▸ **Problem statement**: All of the data should be output character for character, except the pictures.
[Start of Records to process]
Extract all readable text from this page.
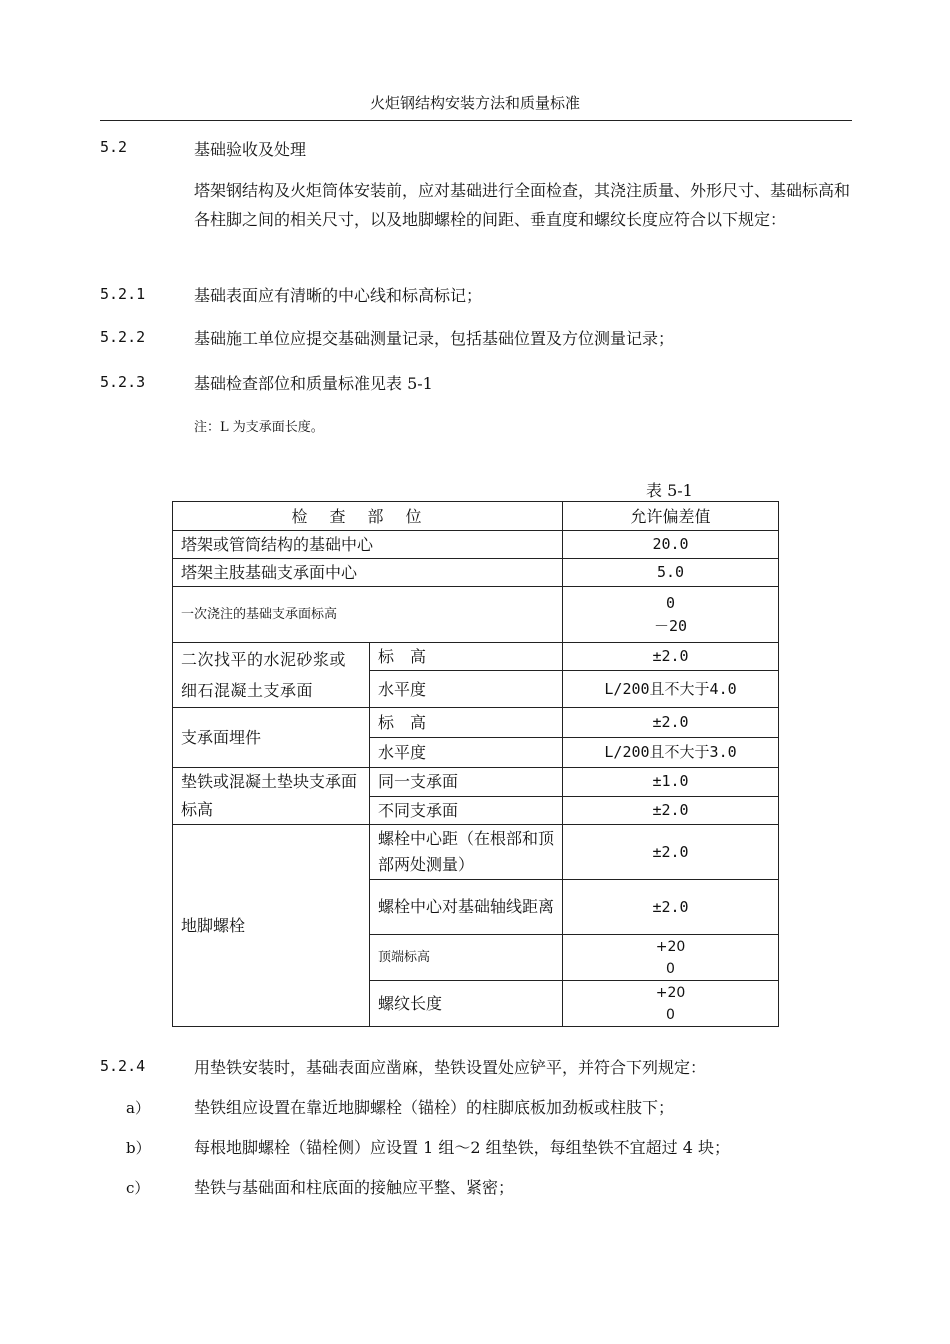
火炬钢结构安装方法和质量标准
5.2	基础验收及处理
塔架钢结构及火炬筒体安装前，应对基础进行全面检查，其浇注质量、外形尺寸、基础标高和各柱脚之间的相关尺寸，以及地脚螺栓的间距、垂直度和螺纹长度应符合以下规定：
5.2.1	基础表面应有清晰的中心线和标高标记；
5.2.2	基础施工单位应提交基础测量记录，包括基础位置及方位测量记录；
5.2.3	基础检查部位和质量标准见表 5-1
注：L 为支承面长度。
表 5-1
检查部位		允许偏差值
塔架或管筒结构的基础中心		20.0
塔架主肢基础支承面中心		5.0
一次浇注的基础支承面标高		0
－20

二次找平的水泥砂浆或细石混凝土支承面	标　高	±2.0
	水平度	L/200且不大于4.0
支承面埋件	标　高	±2.0
	水平度	L/200且不大于3.0
垫铁或混凝土垫块支承面标高	同一支承面	±1.0
	不同支承面	±2.0
地脚螺栓	螺栓中心距（在根部和顶部两处测量）	±2.0
	螺栓中心对基础轴线距离	±2.0
	顶端标高	+20
0

	螺纹长度	+20
0
5.2.4	用垫铁安装时，基础表面应凿麻，垫铁设置处应铲平，并符合下列规定：
a）	垫铁组应设置在靠近地脚螺栓（锚栓）的柱脚底板加劲板或柱肢下；
b）	每根地脚螺栓（锚栓侧）应设置 1 组～2 组垫铁，每组垫铁不宜超过 4 块；
c）	垫铁与基础面和柱底面的接触应平整、紧密；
[End of Records to process]
▸ **Result of the task**:
Extract all readable text from this page.
火炬钢结构安装方法和质量标准
5.2	基础验收及处理
塔架钢结构及火炬筒体安装前，应对基础进行全面检查，其浇注质量、外形尺寸、基础标高和各柱脚之间的相关尺寸，以及地脚螺栓的间距、垂直度和螺纹长度应符合以下规定：
5.2.1	基础表面应有清晰的中心线和标高标记；
5.2.2	基础施工单位应提交基础测量记录，包括基础位置及方位测量记录；
5.2.3	基础检查部位和质量标准见表 5-1
注：L 为支承面长度。
表 5-1
检查部位		允许偏差值
塔架或管筒结构的基础中心		20.0
塔架主肢基础支承面中心		5.0
一次浇注的基础支承面标高		0
－20

二次找平的水泥砂浆或细石混凝土支承面	标　高	±2.0
	水平度	L/200且不大于4.0
支承面埋件	标　高	±2.0
	水平度	L/200且不大于3.0
垫铁或混凝土垫块支承面标高	同一支承面	±1.0
	不同支承面	±2.0
地脚螺栓	螺栓中心距（在根部和顶部两处测量）	±2.0
	螺栓中心对基础轴线距离	±2.0
	顶端标高	+20
0

	螺纹长度	+20
0
5.2.4	用垫铁安装时，基础表面应凿麻，垫铁设置处应铲平，并符合下列规定：
a）	垫铁组应设置在靠近地脚螺栓（锚栓）的柱脚底板加劲板或柱肢下；
b）	每根地脚螺栓（锚栓侧）应设置 1 组～2 组垫铁，每组垫铁不宜超过 4 块；
c）	垫铁与基础面和柱底面的接触应平整、紧密；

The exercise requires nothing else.